**EXERCISE OBJECTIVE:** Copy every line in the records below that contains the word "taraqqiyot".

[Lines of data]
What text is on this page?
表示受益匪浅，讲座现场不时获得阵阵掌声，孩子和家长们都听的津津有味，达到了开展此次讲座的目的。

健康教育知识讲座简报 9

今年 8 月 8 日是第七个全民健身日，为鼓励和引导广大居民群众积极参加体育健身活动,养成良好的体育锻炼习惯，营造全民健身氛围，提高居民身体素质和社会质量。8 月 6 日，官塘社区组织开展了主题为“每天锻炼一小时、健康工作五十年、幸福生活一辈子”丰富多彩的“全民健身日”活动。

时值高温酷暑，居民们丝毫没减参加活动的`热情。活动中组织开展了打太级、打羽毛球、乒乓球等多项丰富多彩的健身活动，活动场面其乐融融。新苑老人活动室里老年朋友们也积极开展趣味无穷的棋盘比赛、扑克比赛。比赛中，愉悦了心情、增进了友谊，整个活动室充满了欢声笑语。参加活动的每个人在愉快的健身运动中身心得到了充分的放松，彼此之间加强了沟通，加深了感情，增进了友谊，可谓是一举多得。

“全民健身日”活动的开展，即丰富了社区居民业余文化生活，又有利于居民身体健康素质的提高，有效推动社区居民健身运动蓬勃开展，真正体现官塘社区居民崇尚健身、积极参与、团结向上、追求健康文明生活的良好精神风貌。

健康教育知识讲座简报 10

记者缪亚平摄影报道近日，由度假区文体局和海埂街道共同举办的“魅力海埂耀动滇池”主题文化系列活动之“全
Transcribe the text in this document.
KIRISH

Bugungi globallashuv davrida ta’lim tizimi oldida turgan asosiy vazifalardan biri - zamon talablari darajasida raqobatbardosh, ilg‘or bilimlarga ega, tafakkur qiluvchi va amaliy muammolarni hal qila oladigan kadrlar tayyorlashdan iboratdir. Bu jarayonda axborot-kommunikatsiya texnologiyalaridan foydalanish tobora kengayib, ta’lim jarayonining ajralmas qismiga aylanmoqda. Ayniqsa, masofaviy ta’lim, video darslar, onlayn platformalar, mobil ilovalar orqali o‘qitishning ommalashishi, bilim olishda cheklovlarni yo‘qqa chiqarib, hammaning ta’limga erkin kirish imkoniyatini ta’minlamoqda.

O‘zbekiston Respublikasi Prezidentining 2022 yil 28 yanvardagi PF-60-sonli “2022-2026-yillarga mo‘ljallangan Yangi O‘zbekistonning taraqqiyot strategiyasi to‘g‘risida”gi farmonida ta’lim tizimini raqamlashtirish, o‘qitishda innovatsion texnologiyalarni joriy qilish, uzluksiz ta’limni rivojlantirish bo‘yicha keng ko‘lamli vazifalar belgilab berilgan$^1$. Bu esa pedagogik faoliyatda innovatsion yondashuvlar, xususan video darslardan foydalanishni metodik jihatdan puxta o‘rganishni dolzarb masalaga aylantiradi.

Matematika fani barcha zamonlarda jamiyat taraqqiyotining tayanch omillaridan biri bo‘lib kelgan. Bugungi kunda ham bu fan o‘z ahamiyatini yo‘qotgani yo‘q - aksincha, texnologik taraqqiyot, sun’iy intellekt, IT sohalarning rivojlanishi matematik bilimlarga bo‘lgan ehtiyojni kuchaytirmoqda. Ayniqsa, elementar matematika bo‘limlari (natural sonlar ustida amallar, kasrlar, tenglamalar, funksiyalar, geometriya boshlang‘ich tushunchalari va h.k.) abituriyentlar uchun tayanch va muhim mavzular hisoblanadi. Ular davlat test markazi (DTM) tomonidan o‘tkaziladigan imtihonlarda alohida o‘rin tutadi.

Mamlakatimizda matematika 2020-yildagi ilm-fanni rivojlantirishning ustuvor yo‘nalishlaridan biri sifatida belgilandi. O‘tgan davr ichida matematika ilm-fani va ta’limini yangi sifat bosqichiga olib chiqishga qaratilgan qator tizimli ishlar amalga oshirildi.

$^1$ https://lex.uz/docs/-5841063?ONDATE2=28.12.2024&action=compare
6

**RESULT OF THE EXERCISE:**
O‘zbekiston Respublikasi Prezidentining 2022 yil 28 yanvardagi PF-60-sonli “2022-2026-yillarga mo‘ljallangan Yangi O‘zbekistonning taraqqiyot strategiyasi to‘g‘risida”gi farmonida ta’lim tizimini raqamlashtirish, o‘qitishda innovatsion texnologiyalarni joriy qilish, uzluksiz ta’limni rivojlantirish bo‘yicha keng ko‘lamli vazifalar belgilab berilgan$^1$. Bu esa pedagogik faoliyatda innovatsion yondashuvlar, xususan video darslardan foydalanishni metodik jihatdan puxta o‘rganishni dolzarb masalaga aylantiradi.
Matematika fani barcha zamonlarda jamiyat taraqqiyotining tayanch omillaridan biri bo‘lib kelgan. Bugungi kunda ham bu fan o‘z ahamiyatini yo‘qotgani yo‘q - aksincha, texnologik taraqqiyot, sun’iy intellekt, IT sohalarning rivojlanishi matematik bilimlarga bo‘lgan ehtiyojni kuchaytirmoqda. Ayniqsa, elementar matematika bo‘limlari (natural sonlar ustida amallar, kasrlar, tenglamalar, funksiyalar, geometriya boshlang‘ich tushunchalari va h.k.) abituriyentlar uchun tayanch va muhim mavzular hisoblanadi. Ular davlat test markazi (DTM) tomonidan o‘tkaziladigan imtihonlarda alohida o‘rin tutadi.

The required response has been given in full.